## SET EXERCISE
Filter the records below for the word "corruption". Copy each line that holds it.

## MATERIAL TO PROCESS
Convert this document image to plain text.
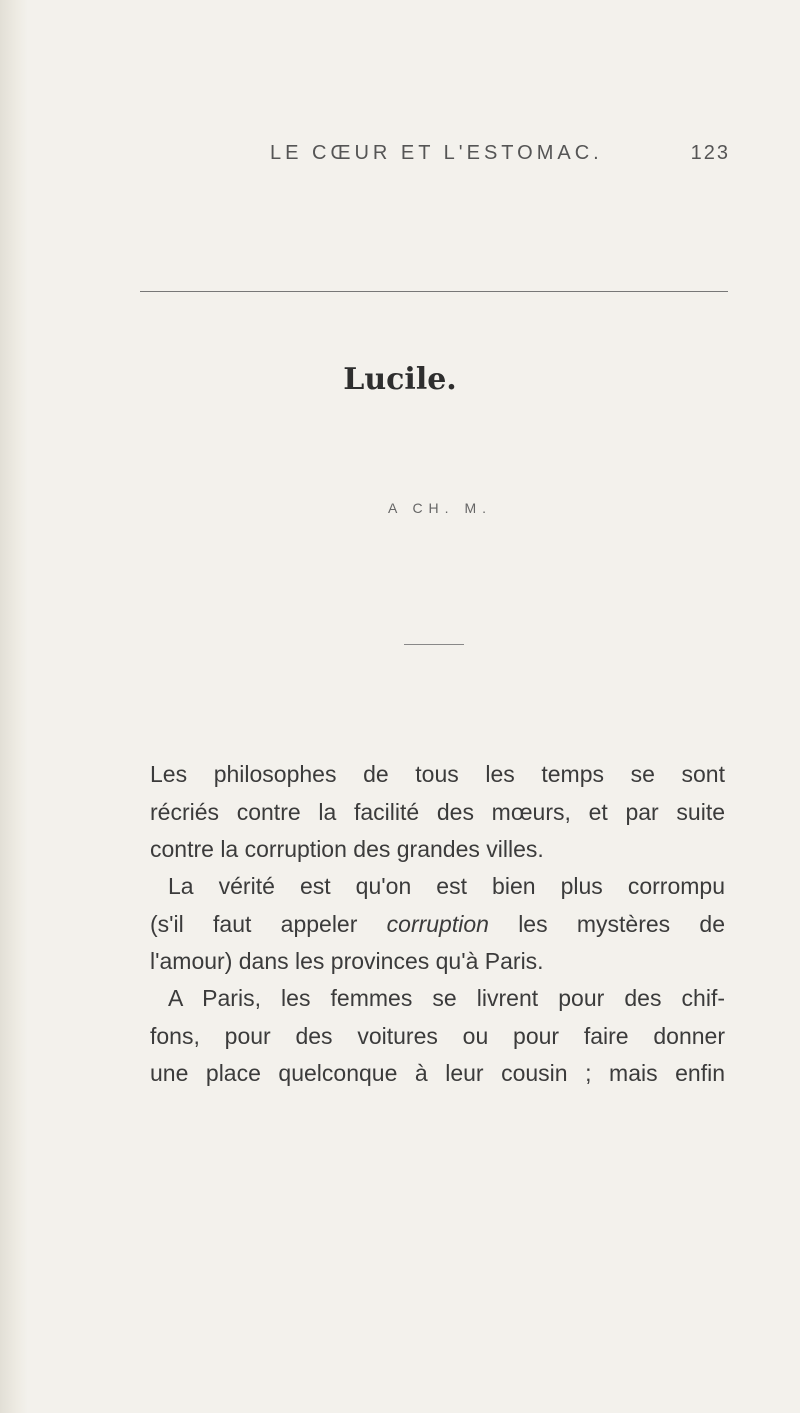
LE CŒUR ET L'ESTOMAC.	123
Lucile.
A CH. M.

Les philosophes de tous les temps se sont
récriés contre la facilité des mœurs, et par suite
contre la corruption des grandes villes.

La vérité est qu'on est bien plus corrompu
(s'il faut appeler corruption les mystères de
l'amour) dans les provinces qu'à Paris.

A Paris, les femmes se livrent pour des chif-
fons, pour des voitures ou pour faire donner
une place quelconque à leur cousin ; mais enfin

## EXERCISE OUTPUT
contre la corruption des grandes villes.
(s'il faut appeler corruption les mystères de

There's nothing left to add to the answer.